--- Start of MATERIAL SHOWN ---

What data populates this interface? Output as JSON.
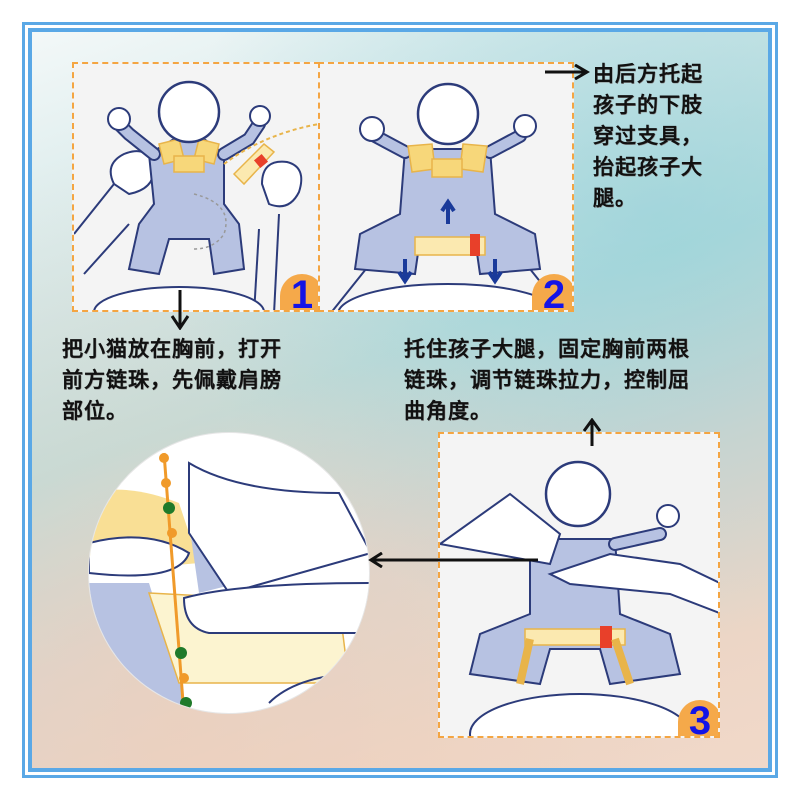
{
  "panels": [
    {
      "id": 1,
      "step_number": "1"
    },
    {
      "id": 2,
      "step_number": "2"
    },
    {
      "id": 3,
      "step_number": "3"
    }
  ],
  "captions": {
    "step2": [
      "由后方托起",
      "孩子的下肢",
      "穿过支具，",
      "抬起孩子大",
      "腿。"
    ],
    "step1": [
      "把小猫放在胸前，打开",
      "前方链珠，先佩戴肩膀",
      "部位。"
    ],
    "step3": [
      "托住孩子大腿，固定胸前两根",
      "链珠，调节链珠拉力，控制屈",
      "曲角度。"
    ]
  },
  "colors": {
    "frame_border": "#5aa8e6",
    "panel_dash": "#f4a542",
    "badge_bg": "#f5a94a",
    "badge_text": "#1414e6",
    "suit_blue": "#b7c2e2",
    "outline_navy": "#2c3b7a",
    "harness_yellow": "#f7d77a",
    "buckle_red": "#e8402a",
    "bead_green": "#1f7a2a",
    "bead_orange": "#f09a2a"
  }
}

--- End of MATERIAL SHOWN ---

▶ [THE TASK]:
Leaving the pictures aside, transcribe the entire listing exactly.

▶ [EXERCISE RESULT]:
What data populates this interface? Output as JSON.
{
  "panels": [
    {
      "id": 1,
      "step_number": "1"
    },
    {
      "id": 2,
      "step_number": "2"
    },
    {
      "id": 3,
      "step_number": "3"
    }
  ],
  "captions": {
    "step2": [
      "由后方托起",
      "孩子的下肢",
      "穿过支具，",
      "抬起孩子大",
      "腿。"
    ],
    "step1": [
      "把小猫放在胸前，打开",
      "前方链珠，先佩戴肩膀",
      "部位。"
    ],
    "step3": [
      "托住孩子大腿，固定胸前两根",
      "链珠，调节链珠拉力，控制屈",
      "曲角度。"
    ]
  },
  "colors": {
    "frame_border": "#5aa8e6",
    "panel_dash": "#f4a542",
    "badge_bg": "#f5a94a",
    "badge_text": "#1414e6",
    "suit_blue": "#b7c2e2",
    "outline_navy": "#2c3b7a",
    "harness_yellow": "#f7d77a",
    "buckle_red": "#e8402a",
    "bead_green": "#1f7a2a",
    "bead_orange": "#f09a2a"
  }
}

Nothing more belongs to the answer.